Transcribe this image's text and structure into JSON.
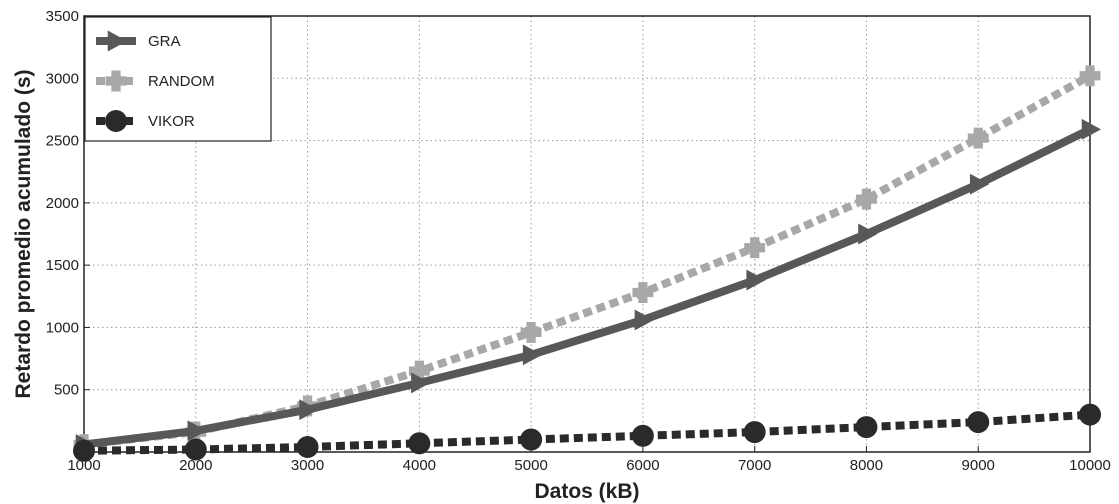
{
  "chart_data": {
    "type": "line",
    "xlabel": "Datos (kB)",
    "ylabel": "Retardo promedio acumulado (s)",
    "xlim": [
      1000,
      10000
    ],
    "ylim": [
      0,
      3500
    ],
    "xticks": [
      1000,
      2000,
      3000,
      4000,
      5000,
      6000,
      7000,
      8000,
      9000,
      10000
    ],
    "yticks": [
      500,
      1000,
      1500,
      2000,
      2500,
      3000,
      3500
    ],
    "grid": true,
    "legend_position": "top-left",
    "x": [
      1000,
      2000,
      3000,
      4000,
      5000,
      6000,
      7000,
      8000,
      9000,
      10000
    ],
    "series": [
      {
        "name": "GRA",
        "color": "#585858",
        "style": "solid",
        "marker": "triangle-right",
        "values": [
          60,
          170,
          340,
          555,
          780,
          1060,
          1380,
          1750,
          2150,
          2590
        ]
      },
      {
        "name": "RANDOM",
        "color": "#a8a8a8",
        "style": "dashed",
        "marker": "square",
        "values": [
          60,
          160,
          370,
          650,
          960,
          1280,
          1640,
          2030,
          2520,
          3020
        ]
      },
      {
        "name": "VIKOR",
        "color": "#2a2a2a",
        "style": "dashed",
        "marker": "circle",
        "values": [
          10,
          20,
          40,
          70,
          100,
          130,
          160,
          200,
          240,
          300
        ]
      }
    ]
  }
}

--

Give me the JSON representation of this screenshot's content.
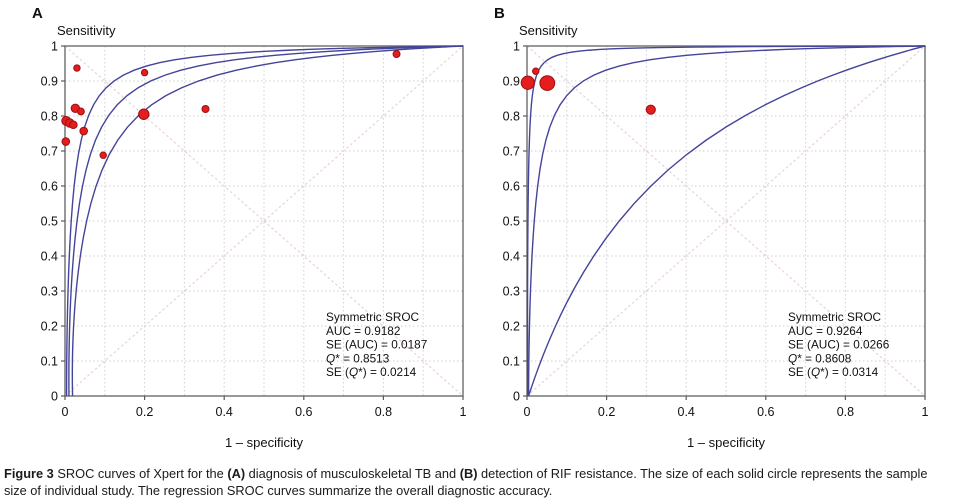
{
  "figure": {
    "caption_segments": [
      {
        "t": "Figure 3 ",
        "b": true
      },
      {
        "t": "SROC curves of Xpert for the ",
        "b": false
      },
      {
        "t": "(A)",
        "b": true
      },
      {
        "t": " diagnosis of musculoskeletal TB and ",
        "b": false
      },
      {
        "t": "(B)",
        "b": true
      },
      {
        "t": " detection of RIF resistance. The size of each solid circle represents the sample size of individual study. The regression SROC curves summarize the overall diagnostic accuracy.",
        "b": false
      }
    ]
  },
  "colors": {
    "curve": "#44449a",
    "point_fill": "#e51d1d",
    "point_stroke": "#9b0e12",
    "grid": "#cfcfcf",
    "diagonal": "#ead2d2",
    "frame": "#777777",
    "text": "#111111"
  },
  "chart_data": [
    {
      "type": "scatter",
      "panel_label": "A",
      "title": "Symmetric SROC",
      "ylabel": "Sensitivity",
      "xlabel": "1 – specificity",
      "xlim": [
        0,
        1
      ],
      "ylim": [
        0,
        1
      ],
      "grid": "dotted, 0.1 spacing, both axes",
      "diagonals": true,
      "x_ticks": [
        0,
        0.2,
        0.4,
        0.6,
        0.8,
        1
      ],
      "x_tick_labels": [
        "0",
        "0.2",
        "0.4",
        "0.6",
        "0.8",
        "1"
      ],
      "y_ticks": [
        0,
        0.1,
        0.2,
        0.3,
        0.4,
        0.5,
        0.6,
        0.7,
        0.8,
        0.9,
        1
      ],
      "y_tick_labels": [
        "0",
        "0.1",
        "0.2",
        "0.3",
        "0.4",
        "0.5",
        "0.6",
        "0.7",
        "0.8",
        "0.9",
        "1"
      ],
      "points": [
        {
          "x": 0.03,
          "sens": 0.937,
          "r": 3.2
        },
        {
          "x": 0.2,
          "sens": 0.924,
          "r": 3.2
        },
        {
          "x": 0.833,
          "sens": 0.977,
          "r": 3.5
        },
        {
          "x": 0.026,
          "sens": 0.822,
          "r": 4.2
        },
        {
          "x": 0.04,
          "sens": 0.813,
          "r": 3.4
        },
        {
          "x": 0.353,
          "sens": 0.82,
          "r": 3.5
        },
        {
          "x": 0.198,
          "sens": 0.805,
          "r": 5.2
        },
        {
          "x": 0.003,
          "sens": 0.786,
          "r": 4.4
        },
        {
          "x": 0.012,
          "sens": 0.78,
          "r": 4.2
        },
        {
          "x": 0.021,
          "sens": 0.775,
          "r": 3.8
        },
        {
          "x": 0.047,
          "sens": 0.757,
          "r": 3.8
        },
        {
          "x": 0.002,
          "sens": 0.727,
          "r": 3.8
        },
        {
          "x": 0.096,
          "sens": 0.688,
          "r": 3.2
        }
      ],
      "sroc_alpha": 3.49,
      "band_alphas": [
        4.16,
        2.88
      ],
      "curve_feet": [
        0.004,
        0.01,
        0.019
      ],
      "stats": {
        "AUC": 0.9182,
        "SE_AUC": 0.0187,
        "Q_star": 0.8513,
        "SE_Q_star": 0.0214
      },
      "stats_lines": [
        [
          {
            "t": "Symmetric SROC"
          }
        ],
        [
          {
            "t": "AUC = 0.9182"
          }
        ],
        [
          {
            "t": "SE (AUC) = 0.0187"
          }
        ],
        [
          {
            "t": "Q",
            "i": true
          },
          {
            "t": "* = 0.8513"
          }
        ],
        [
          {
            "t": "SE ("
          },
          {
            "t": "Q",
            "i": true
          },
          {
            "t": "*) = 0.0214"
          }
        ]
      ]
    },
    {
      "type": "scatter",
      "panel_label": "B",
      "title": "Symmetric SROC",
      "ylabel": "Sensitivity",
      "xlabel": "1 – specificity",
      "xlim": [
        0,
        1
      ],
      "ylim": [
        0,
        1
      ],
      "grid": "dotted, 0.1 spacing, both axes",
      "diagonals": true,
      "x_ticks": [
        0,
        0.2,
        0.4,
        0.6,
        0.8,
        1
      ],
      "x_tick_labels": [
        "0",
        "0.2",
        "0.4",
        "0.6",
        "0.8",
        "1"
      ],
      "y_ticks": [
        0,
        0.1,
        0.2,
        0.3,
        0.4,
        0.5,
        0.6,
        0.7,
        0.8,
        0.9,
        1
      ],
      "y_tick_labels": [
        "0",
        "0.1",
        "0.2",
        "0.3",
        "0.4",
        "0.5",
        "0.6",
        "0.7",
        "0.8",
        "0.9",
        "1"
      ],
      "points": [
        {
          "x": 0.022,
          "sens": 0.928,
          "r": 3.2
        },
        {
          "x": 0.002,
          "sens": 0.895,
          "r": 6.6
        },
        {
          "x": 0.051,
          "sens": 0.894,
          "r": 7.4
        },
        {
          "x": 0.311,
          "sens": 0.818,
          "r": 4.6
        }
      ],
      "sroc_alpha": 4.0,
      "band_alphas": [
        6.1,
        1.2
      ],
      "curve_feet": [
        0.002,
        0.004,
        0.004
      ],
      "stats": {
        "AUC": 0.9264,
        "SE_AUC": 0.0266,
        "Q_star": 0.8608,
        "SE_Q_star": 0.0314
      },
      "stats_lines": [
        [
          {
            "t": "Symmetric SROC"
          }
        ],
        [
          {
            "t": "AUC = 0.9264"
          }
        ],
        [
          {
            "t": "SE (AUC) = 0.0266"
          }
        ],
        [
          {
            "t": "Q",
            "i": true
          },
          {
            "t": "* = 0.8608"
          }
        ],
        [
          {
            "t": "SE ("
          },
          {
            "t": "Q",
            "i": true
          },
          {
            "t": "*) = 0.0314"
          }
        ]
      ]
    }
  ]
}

- Description of the task -
Show every line from the entries above in which "grid" appears.

- Solution for this task -
    "grid": true,
    "grid": "#cfcfcf",
      "grid": "dotted, 0.1 spacing, both axes",
      "grid": "dotted, 0.1 spacing, both axes",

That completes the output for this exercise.